EXERCISE TASK
How many lines in the entries below include the string "text"? Answer with the number only.

****************************************

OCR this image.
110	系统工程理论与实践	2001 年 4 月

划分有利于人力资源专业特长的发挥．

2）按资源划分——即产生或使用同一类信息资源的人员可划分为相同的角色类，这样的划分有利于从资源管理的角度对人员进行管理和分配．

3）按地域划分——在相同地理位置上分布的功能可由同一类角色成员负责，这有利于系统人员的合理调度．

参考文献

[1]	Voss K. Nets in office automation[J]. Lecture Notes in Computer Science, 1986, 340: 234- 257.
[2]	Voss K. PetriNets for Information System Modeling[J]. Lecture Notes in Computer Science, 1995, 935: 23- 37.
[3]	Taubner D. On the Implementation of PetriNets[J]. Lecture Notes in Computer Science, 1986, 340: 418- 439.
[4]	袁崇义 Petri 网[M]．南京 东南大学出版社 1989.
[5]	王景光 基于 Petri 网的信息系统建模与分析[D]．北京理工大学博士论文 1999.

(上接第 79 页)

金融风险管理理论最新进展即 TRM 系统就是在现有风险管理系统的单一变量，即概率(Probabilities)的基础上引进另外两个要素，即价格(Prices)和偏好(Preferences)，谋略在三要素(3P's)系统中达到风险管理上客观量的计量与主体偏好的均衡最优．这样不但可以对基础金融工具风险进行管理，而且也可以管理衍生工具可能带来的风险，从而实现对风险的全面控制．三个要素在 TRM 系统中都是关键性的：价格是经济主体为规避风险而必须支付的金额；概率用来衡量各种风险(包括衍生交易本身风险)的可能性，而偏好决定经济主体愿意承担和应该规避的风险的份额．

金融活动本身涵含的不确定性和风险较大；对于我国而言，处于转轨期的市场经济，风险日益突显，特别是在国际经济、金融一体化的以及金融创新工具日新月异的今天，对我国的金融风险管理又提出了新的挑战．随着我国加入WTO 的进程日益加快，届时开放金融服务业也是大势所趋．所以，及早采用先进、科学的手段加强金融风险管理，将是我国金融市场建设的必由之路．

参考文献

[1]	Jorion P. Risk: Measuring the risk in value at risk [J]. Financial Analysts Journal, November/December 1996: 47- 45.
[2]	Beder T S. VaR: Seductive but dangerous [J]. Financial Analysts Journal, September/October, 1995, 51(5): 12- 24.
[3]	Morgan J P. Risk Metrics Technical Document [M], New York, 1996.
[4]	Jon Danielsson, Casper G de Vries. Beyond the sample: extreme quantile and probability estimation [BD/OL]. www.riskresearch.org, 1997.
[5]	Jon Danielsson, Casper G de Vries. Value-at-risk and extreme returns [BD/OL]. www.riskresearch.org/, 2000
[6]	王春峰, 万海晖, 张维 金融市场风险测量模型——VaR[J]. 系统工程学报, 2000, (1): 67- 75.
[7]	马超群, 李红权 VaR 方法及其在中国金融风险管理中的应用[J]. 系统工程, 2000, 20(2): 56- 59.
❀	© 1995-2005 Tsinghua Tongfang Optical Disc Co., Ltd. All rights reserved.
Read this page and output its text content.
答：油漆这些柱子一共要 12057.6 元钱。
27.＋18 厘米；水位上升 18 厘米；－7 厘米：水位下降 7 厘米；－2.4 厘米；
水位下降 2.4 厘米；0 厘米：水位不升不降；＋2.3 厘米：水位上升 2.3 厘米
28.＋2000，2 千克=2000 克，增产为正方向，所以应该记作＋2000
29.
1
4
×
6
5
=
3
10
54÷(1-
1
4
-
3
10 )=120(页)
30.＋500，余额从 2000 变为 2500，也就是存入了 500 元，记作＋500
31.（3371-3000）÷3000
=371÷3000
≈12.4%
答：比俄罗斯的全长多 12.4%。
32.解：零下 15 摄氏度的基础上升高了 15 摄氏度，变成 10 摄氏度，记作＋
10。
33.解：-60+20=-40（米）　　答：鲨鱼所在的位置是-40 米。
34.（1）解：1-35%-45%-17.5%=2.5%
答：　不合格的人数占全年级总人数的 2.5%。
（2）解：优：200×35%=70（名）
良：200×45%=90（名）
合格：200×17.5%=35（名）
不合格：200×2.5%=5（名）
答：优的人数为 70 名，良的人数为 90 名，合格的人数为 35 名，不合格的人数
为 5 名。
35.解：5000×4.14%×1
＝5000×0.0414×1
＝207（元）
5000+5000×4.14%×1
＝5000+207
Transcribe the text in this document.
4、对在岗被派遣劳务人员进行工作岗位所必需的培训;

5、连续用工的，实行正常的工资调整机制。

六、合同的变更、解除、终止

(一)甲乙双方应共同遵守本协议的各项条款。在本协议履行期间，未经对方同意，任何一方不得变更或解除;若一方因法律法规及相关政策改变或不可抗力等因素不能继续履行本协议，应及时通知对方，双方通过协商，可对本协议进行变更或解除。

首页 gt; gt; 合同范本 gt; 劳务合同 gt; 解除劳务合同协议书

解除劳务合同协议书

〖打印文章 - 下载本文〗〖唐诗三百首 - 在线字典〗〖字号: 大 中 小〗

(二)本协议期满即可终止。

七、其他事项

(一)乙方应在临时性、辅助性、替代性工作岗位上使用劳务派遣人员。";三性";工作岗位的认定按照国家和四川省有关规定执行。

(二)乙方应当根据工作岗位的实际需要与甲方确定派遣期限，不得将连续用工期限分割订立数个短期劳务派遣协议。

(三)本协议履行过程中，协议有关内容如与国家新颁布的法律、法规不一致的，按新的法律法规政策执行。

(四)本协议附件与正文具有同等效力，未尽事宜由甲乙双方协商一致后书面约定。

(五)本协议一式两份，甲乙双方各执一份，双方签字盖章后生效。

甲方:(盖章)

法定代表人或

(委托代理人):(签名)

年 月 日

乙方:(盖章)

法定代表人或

****************************************

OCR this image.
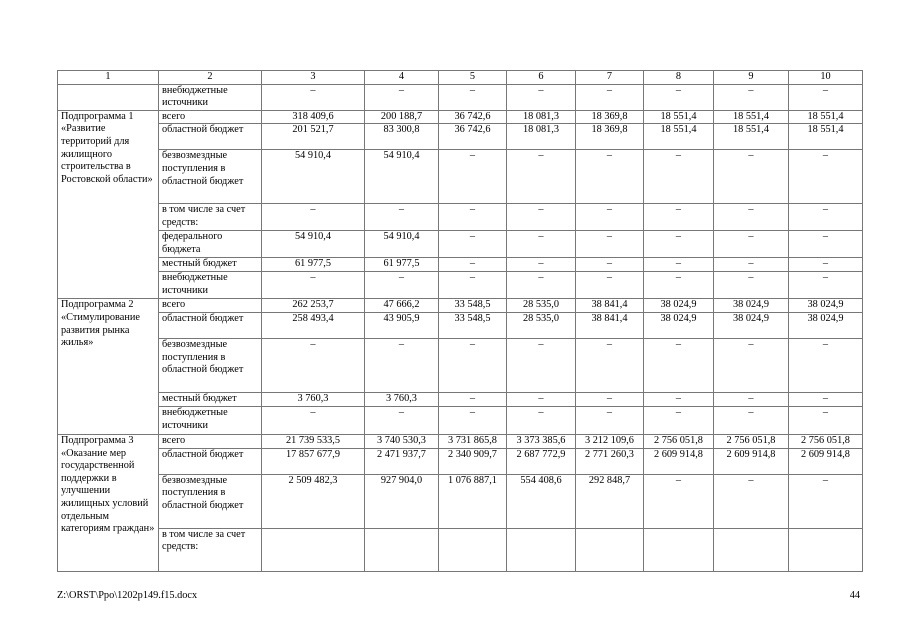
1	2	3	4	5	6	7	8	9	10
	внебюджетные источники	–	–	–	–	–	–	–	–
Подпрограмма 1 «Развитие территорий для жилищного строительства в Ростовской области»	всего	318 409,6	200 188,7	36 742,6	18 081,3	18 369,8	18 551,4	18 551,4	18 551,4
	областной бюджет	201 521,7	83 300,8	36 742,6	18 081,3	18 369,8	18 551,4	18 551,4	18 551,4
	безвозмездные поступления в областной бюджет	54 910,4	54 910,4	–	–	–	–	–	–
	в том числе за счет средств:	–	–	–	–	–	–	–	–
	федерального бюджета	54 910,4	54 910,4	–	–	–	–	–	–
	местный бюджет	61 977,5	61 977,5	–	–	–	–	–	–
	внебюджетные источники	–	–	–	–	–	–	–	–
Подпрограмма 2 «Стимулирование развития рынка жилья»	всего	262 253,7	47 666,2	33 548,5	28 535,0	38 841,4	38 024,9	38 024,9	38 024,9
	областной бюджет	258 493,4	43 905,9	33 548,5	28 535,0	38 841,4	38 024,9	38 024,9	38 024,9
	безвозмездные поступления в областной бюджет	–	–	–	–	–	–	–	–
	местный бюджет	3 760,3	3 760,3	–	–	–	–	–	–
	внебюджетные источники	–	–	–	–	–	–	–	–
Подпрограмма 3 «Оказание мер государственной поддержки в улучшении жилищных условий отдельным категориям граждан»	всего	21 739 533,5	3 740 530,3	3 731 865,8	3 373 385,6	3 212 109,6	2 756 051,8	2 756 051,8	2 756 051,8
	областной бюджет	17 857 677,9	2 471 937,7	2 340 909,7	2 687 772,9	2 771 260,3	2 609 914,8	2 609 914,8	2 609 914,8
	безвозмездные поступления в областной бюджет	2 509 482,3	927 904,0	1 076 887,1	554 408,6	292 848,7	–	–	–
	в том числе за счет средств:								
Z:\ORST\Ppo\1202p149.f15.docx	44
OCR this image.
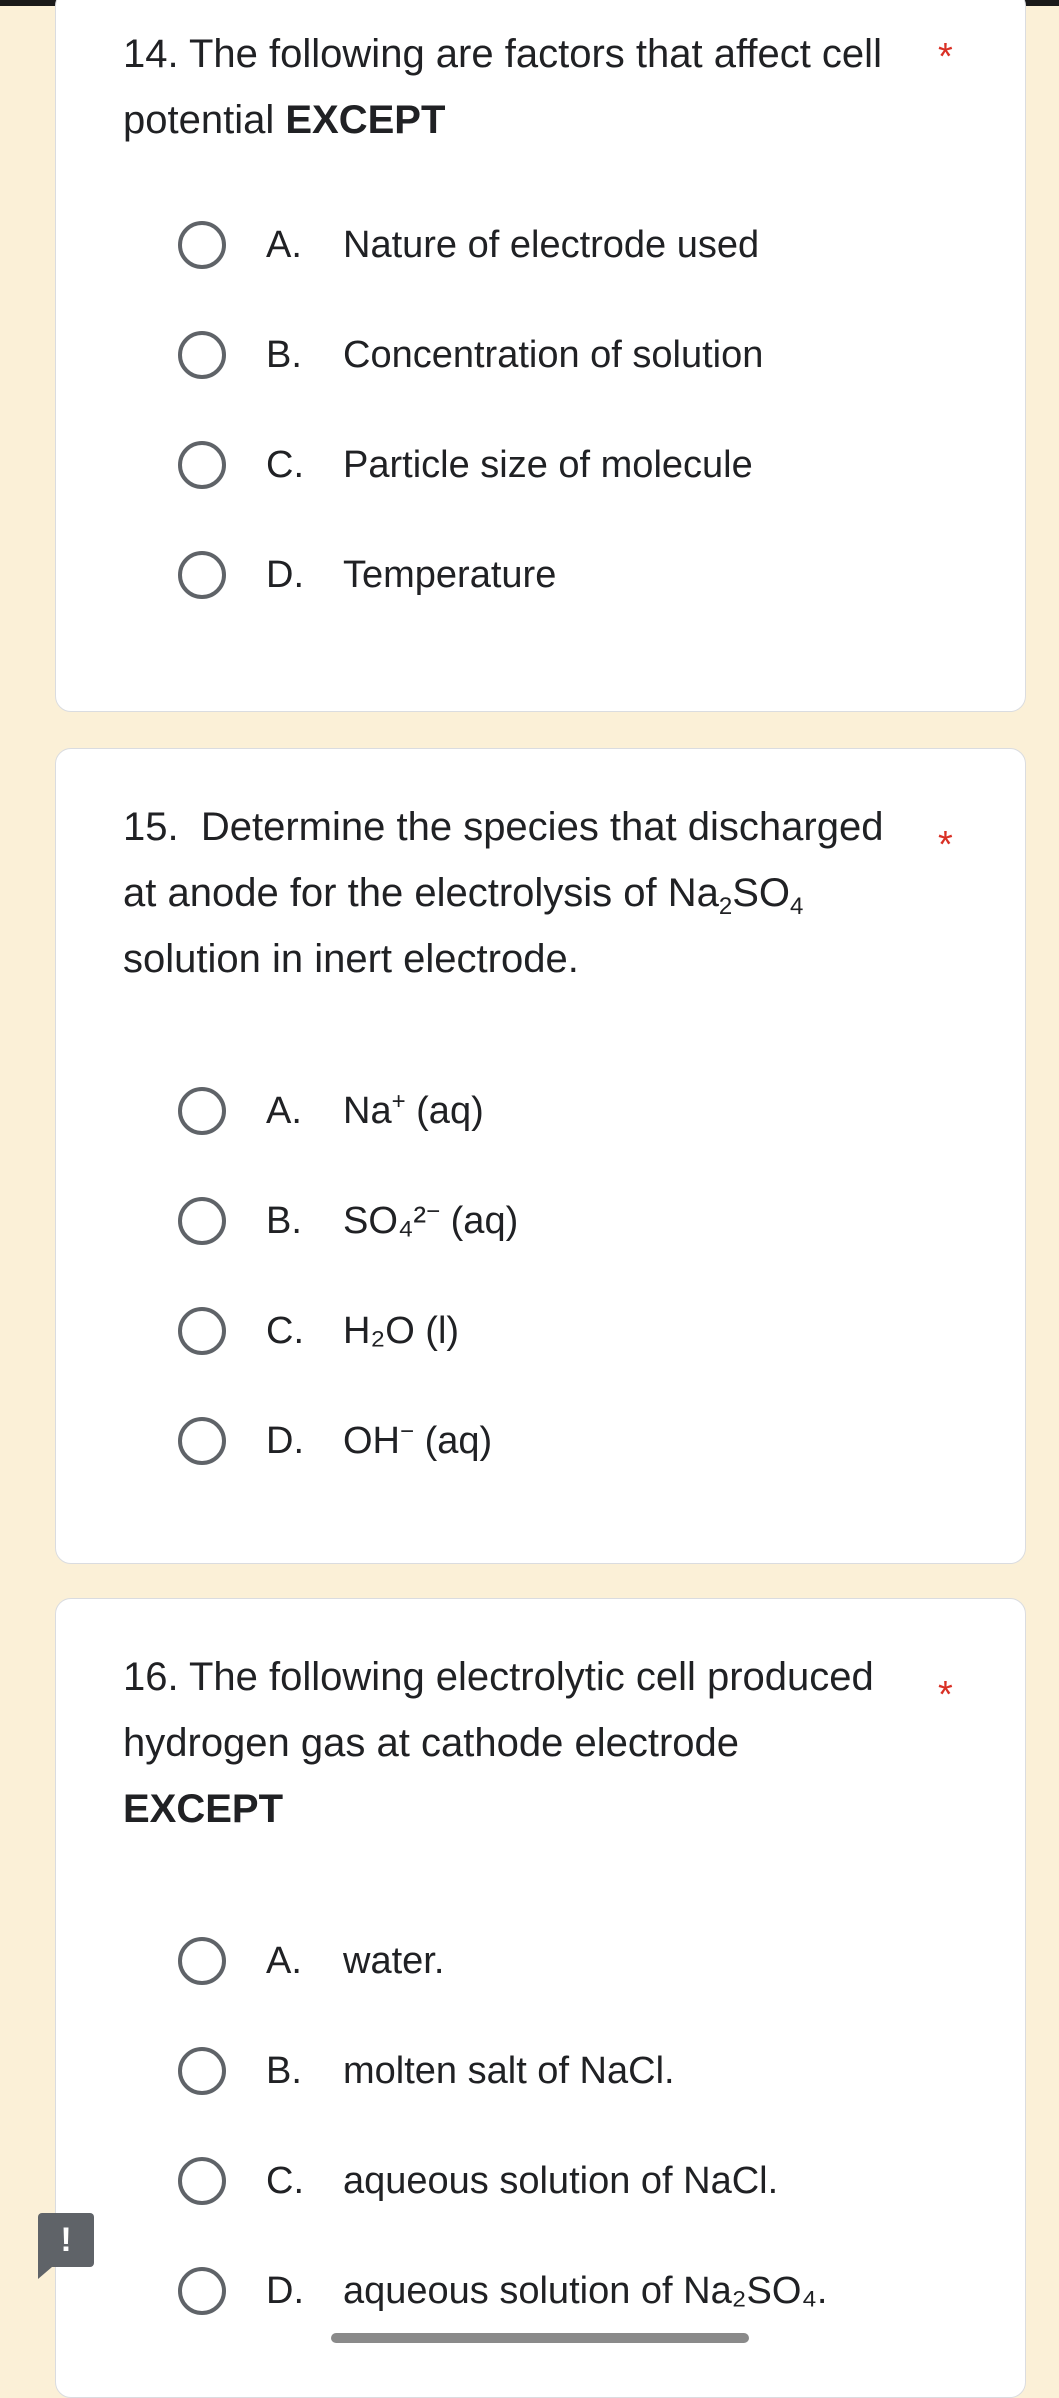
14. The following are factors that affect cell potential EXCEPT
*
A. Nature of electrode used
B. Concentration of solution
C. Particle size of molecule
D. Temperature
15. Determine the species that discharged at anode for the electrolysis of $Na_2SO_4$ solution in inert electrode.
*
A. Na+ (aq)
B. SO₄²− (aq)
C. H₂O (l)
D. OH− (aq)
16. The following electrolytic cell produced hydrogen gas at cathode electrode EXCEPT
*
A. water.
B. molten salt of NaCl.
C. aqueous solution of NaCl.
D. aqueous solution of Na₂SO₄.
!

****************************************

TASK RESULT
2